• [What to do]: Copy out every line of the records below word for word, but leave out the pictures.

#### Extracted records ####

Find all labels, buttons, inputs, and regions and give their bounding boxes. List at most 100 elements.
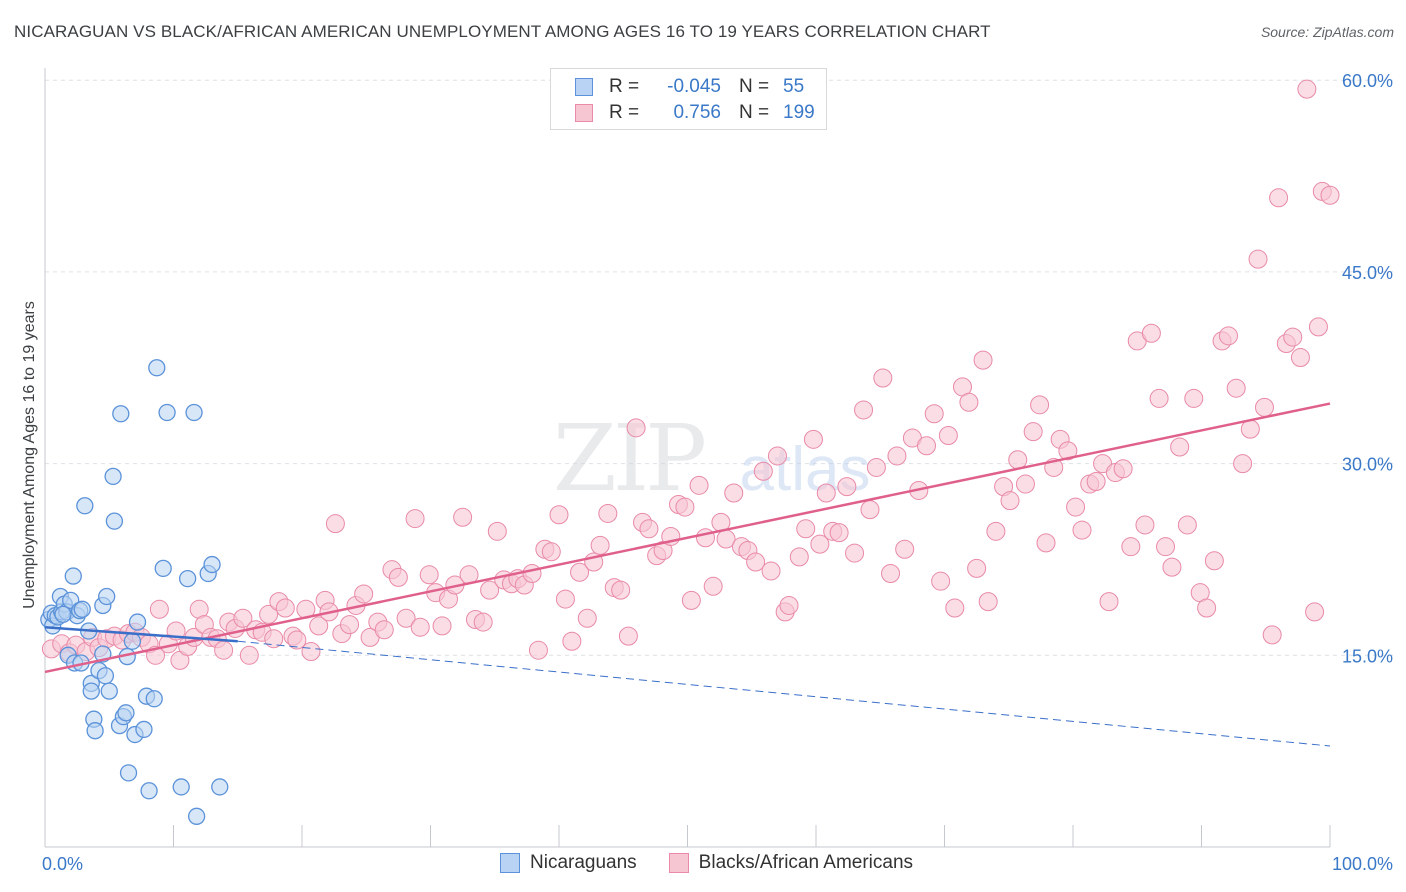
pink-series <box>41 79 1340 670</box>
data-point <box>1113 459 1133 479</box>
data-point <box>1141 323 1161 343</box>
legend-swatch-blue <box>575 78 593 96</box>
data-point <box>945 598 965 618</box>
data-point <box>577 608 597 628</box>
data-point <box>1162 557 1182 577</box>
data-point <box>259 604 279 624</box>
series-legend: Nicaraguans Blacks/African Americans <box>500 852 945 874</box>
data-point <box>1262 625 1282 645</box>
data-point <box>1058 441 1078 461</box>
data-point <box>837 477 857 497</box>
data-point <box>453 507 473 527</box>
data-point <box>1184 388 1204 408</box>
data-point <box>1197 598 1217 618</box>
data-point <box>135 720 153 739</box>
data-point <box>1248 249 1268 269</box>
data-point <box>810 534 830 554</box>
data-point <box>866 457 886 477</box>
data-point <box>562 631 582 651</box>
legend-swatch-pink <box>575 104 593 122</box>
data-point <box>112 405 130 423</box>
data-point <box>96 667 115 685</box>
data-point <box>967 558 987 578</box>
data-point <box>233 608 253 628</box>
data-point <box>881 564 901 584</box>
data-point <box>611 580 631 600</box>
data-point <box>487 521 507 541</box>
axes <box>44 68 1331 848</box>
data-point <box>1226 378 1246 398</box>
data-point <box>938 425 958 445</box>
n-label: N = <box>739 76 770 97</box>
data-point <box>119 764 138 782</box>
data-point <box>64 567 82 585</box>
data-point <box>239 645 259 665</box>
n-label: N = <box>739 102 770 123</box>
data-point <box>895 539 915 559</box>
data-point <box>187 807 206 825</box>
data-point <box>845 543 865 563</box>
data-point <box>178 569 197 588</box>
data-point <box>1149 388 1169 408</box>
data-point <box>301 641 321 661</box>
data-point <box>214 640 234 660</box>
data-point <box>374 620 394 640</box>
data-point <box>148 359 166 377</box>
grid <box>45 79 1393 656</box>
data-point <box>639 519 659 539</box>
data-point <box>1023 422 1043 442</box>
data-point <box>761 561 781 581</box>
r-value: -0.045 <box>667 76 721 97</box>
data-point <box>172 778 190 796</box>
data-point <box>675 497 695 517</box>
legend-label: Blacks/African Americans <box>698 852 914 873</box>
data-point <box>1030 395 1050 415</box>
data-point <box>100 682 118 700</box>
data-point <box>789 547 809 567</box>
data-point <box>1135 515 1155 535</box>
data-point <box>1156 537 1176 557</box>
y-tick-label: 15.0% <box>1342 646 1393 666</box>
data-point <box>340 615 360 635</box>
data-point <box>1204 551 1224 571</box>
data-point <box>931 571 951 591</box>
source-label: Source: ZipAtlas.com <box>1260 24 1394 40</box>
x-tick-label: 100.0% <box>1332 854 1393 874</box>
data-point <box>829 523 849 543</box>
data-point <box>149 599 169 619</box>
data-point <box>264 629 284 649</box>
data-point <box>1177 515 1197 535</box>
data-point <box>123 632 142 650</box>
data-point <box>86 722 104 740</box>
data-point <box>154 559 172 578</box>
data-point <box>145 690 163 708</box>
data-point <box>986 521 1006 541</box>
data-point <box>1297 79 1317 99</box>
r-label: R = <box>609 76 640 97</box>
r-value: 0.756 <box>673 102 721 123</box>
data-point <box>1308 317 1328 337</box>
data-point <box>779 595 799 615</box>
data-point <box>887 446 907 466</box>
data-point <box>158 403 176 422</box>
data-point <box>816 483 836 503</box>
data-point <box>1233 454 1253 474</box>
data-point <box>104 467 122 486</box>
data-point <box>1290 348 1310 368</box>
data-point <box>76 497 94 515</box>
data-point <box>973 350 993 370</box>
data-point <box>203 555 221 574</box>
data-point <box>924 404 944 424</box>
data-point <box>528 640 548 660</box>
y-tick-label: 60.0% <box>1342 71 1393 91</box>
data-point <box>287 630 307 650</box>
data-point <box>1015 474 1035 494</box>
data-point <box>570 562 590 582</box>
data-point <box>1320 185 1340 205</box>
data-point <box>724 483 744 503</box>
data-point <box>1240 419 1260 439</box>
data-point <box>405 509 425 529</box>
data-point <box>309 616 329 636</box>
data-point <box>128 613 147 631</box>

####

• [Worked solution]:
Find all labels, buttons, inputs, and regions and give their bounding boxes. List at most 100 elements.
pink-series <box>41 79 1340 670</box>
data-point <box>1113 459 1133 479</box>
data-point <box>1141 323 1161 343</box>
legend-swatch-blue <box>575 78 593 96</box>
data-point <box>945 598 965 618</box>
data-point <box>577 608 597 628</box>
data-point <box>1162 557 1182 577</box>
data-point <box>259 604 279 624</box>
series-legend: Nicaraguans Blacks/African Americans <box>500 852 945 874</box>
data-point <box>1262 625 1282 645</box>
data-point <box>1058 441 1078 461</box>
data-point <box>837 477 857 497</box>
data-point <box>453 507 473 527</box>
data-point <box>1184 388 1204 408</box>
data-point <box>1197 598 1217 618</box>
data-point <box>135 720 153 739</box>
data-point <box>1248 249 1268 269</box>
data-point <box>810 534 830 554</box>
data-point <box>866 457 886 477</box>
data-point <box>562 631 582 651</box>
legend-swatch-pink <box>575 104 593 122</box>
data-point <box>112 405 130 423</box>
data-point <box>96 667 115 685</box>
data-point <box>967 558 987 578</box>
data-point <box>233 608 253 628</box>
data-point <box>881 564 901 584</box>
data-point <box>611 580 631 600</box>
data-point <box>487 521 507 541</box>
axes <box>44 68 1331 848</box>
data-point <box>1226 378 1246 398</box>
data-point <box>938 425 958 445</box>
n-label: N = <box>739 76 770 97</box>
data-point <box>119 764 138 782</box>
data-point <box>64 567 82 585</box>
data-point <box>239 645 259 665</box>
n-label: N = <box>739 102 770 123</box>
data-point <box>895 539 915 559</box>
data-point <box>187 807 206 825</box>
data-point <box>845 543 865 563</box>
data-point <box>178 569 197 588</box>
data-point <box>1149 388 1169 408</box>
data-point <box>301 641 321 661</box>
data-point <box>214 640 234 660</box>
data-point <box>374 620 394 640</box>
data-point <box>148 359 166 377</box>
grid <box>45 79 1393 656</box>
data-point <box>639 519 659 539</box>
data-point <box>1023 422 1043 442</box>
data-point <box>761 561 781 581</box>
r-value: -0.045 <box>667 76 721 97</box>
data-point <box>172 778 190 796</box>
data-point <box>675 497 695 517</box>
legend-label: Blacks/African Americans <box>698 852 914 873</box>
data-point <box>1030 395 1050 415</box>
data-point <box>100 682 118 700</box>
data-point <box>789 547 809 567</box>
data-point <box>1135 515 1155 535</box>
data-point <box>1156 537 1176 557</box>
y-tick-label: 15.0% <box>1342 646 1393 666</box>
data-point <box>340 615 360 635</box>
data-point <box>1204 551 1224 571</box>
data-point <box>931 571 951 591</box>
source-label: Source: ZipAtlas.com <box>1260 24 1394 40</box>
x-tick-label: 100.0% <box>1332 854 1393 874</box>
data-point <box>829 523 849 543</box>
data-point <box>149 599 169 619</box>
data-point <box>264 629 284 649</box>
data-point <box>1177 515 1197 535</box>
data-point <box>123 632 142 650</box>
data-point <box>86 722 104 740</box>
data-point <box>154 559 172 578</box>
data-point <box>145 690 163 708</box>
data-point <box>986 521 1006 541</box>
data-point <box>1297 79 1317 99</box>
r-label: R = <box>609 76 640 97</box>
r-value: 0.756 <box>673 102 721 123</box>
data-point <box>1308 317 1328 337</box>
data-point <box>779 595 799 615</box>
data-point <box>887 446 907 466</box>
data-point <box>158 403 176 422</box>
data-point <box>816 483 836 503</box>
data-point <box>1233 454 1253 474</box>
data-point <box>104 467 122 486</box>
data-point <box>1290 348 1310 368</box>
data-point <box>76 497 94 515</box>
data-point <box>973 350 993 370</box>
data-point <box>203 555 221 574</box>
data-point <box>924 404 944 424</box>
data-point <box>528 640 548 660</box>
y-tick-label: 60.0% <box>1342 71 1393 91</box>
data-point <box>287 630 307 650</box>
data-point <box>1015 474 1035 494</box>
data-point <box>570 562 590 582</box>
data-point <box>1320 185 1340 205</box>
data-point <box>724 483 744 503</box>
data-point <box>1240 419 1260 439</box>
data-point <box>405 509 425 529</box>
data-point <box>309 616 329 636</box>
data-point <box>128 613 147 631</box>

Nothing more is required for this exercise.